_Short exercise_
Here are records with pictures in them. Copy all of them exactly and leave the pictures out.

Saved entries

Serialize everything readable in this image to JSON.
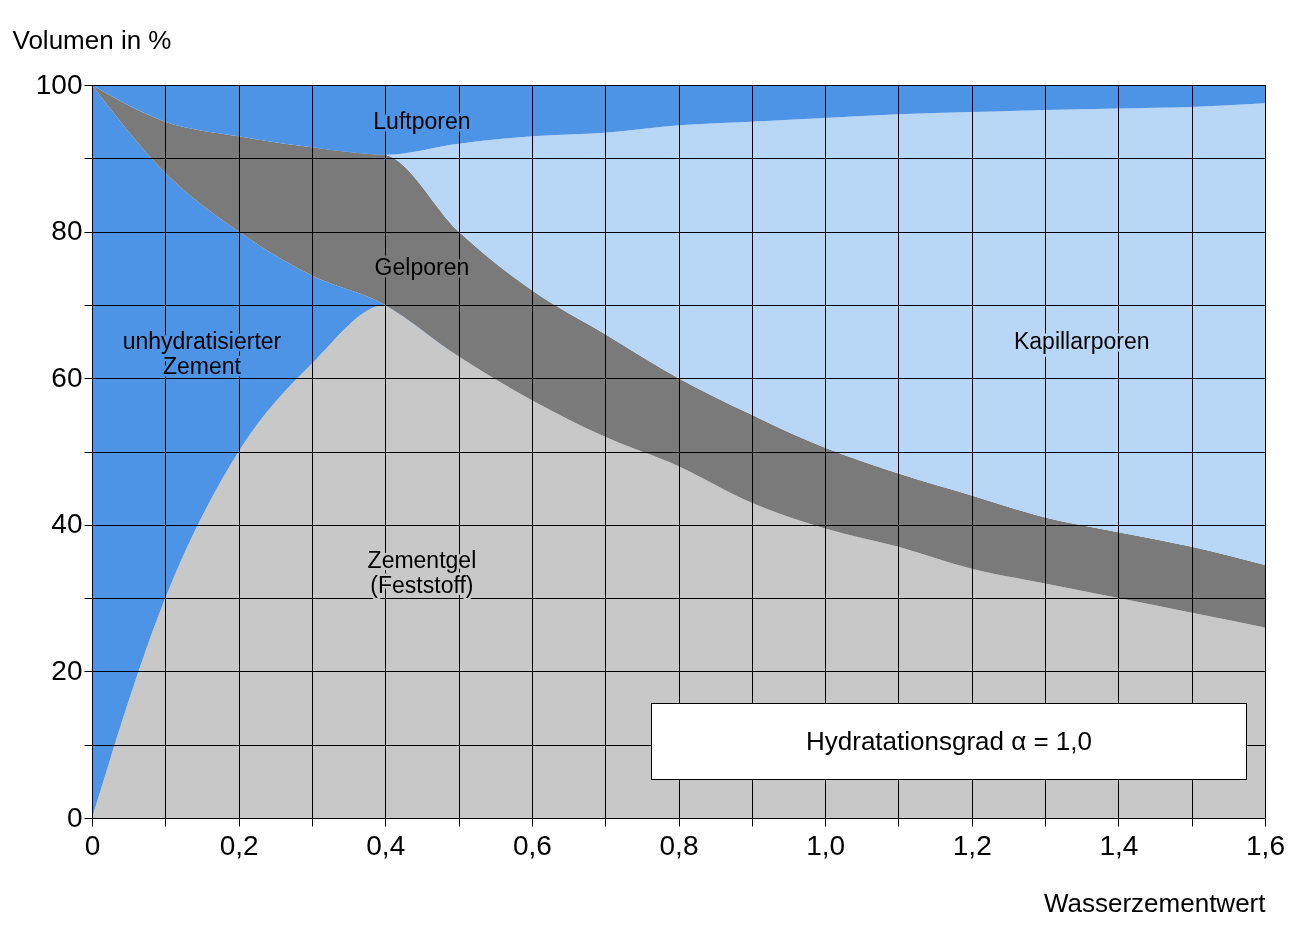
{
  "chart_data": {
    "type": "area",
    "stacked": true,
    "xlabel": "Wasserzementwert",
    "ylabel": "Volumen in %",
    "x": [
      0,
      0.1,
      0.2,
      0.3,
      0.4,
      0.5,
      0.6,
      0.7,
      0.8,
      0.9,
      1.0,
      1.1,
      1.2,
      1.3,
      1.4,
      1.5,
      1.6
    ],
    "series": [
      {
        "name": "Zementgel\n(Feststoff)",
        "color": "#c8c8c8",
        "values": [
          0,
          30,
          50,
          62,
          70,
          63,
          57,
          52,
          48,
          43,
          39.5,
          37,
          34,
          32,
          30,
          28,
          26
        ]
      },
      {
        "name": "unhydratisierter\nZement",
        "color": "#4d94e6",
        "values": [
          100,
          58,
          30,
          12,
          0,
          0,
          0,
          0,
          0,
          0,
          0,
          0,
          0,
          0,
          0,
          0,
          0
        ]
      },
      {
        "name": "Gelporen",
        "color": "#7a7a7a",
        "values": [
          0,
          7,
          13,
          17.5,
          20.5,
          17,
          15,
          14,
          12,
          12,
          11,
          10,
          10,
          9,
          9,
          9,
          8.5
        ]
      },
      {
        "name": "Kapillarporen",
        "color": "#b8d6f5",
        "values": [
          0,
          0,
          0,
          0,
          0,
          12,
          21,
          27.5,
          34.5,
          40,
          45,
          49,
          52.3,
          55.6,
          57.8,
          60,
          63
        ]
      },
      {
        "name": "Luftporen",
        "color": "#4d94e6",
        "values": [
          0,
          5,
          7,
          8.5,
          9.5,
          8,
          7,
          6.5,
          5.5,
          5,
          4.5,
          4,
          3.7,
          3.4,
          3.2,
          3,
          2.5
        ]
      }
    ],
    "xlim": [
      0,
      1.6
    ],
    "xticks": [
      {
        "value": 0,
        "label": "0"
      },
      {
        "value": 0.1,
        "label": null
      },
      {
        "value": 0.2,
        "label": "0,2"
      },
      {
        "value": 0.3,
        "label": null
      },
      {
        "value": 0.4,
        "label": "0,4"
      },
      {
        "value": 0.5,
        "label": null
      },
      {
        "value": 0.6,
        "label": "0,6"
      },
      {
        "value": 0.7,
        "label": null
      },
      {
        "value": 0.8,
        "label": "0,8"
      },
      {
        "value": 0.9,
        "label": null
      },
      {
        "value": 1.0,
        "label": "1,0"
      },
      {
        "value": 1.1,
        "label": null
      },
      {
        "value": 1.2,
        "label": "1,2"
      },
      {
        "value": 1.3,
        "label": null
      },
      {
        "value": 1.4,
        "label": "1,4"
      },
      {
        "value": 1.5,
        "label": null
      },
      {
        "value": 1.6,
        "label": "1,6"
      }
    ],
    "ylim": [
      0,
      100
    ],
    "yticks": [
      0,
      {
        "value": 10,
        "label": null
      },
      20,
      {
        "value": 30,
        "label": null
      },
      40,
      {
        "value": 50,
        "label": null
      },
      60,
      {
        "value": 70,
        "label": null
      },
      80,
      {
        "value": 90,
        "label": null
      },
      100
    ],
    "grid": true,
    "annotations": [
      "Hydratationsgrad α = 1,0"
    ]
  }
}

_Exercise result_
Serialize everything readable in this image to JSON.
{
  "chart_data": {
    "type": "area",
    "stacked": true,
    "xlabel": "Wasserzementwert",
    "ylabel": "Volumen in %",
    "x": [
      0,
      0.1,
      0.2,
      0.3,
      0.4,
      0.5,
      0.6,
      0.7,
      0.8,
      0.9,
      1.0,
      1.1,
      1.2,
      1.3,
      1.4,
      1.5,
      1.6
    ],
    "series": [
      {
        "name": "Zementgel\n(Feststoff)",
        "color": "#c8c8c8",
        "values": [
          0,
          30,
          50,
          62,
          70,
          63,
          57,
          52,
          48,
          43,
          39.5,
          37,
          34,
          32,
          30,
          28,
          26
        ]
      },
      {
        "name": "unhydratisierter\nZement",
        "color": "#4d94e6",
        "values": [
          100,
          58,
          30,
          12,
          0,
          0,
          0,
          0,
          0,
          0,
          0,
          0,
          0,
          0,
          0,
          0,
          0
        ]
      },
      {
        "name": "Gelporen",
        "color": "#7a7a7a",
        "values": [
          0,
          7,
          13,
          17.5,
          20.5,
          17,
          15,
          14,
          12,
          12,
          11,
          10,
          10,
          9,
          9,
          9,
          8.5
        ]
      },
      {
        "name": "Kapillarporen",
        "color": "#b8d6f5",
        "values": [
          0,
          0,
          0,
          0,
          0,
          12,
          21,
          27.5,
          34.5,
          40,
          45,
          49,
          52.3,
          55.6,
          57.8,
          60,
          63
        ]
      },
      {
        "name": "Luftporen",
        "color": "#4d94e6",
        "values": [
          0,
          5,
          7,
          8.5,
          9.5,
          8,
          7,
          6.5,
          5.5,
          5,
          4.5,
          4,
          3.7,
          3.4,
          3.2,
          3,
          2.5
        ]
      }
    ],
    "xlim": [
      0,
      1.6
    ],
    "xticks": [
      {
        "value": 0,
        "label": "0"
      },
      {
        "value": 0.1,
        "label": null
      },
      {
        "value": 0.2,
        "label": "0,2"
      },
      {
        "value": 0.3,
        "label": null
      },
      {
        "value": 0.4,
        "label": "0,4"
      },
      {
        "value": 0.5,
        "label": null
      },
      {
        "value": 0.6,
        "label": "0,6"
      },
      {
        "value": 0.7,
        "label": null
      },
      {
        "value": 0.8,
        "label": "0,8"
      },
      {
        "value": 0.9,
        "label": null
      },
      {
        "value": 1.0,
        "label": "1,0"
      },
      {
        "value": 1.1,
        "label": null
      },
      {
        "value": 1.2,
        "label": "1,2"
      },
      {
        "value": 1.3,
        "label": null
      },
      {
        "value": 1.4,
        "label": "1,4"
      },
      {
        "value": 1.5,
        "label": null
      },
      {
        "value": 1.6,
        "label": "1,6"
      }
    ],
    "ylim": [
      0,
      100
    ],
    "yticks": [
      0,
      {
        "value": 10,
        "label": null
      },
      20,
      {
        "value": 30,
        "label": null
      },
      40,
      {
        "value": 50,
        "label": null
      },
      60,
      {
        "value": 70,
        "label": null
      },
      80,
      {
        "value": 90,
        "label": null
      },
      100
    ],
    "grid": true,
    "annotations": [
      "Hydratationsgrad α = 1,0"
    ]
  }
}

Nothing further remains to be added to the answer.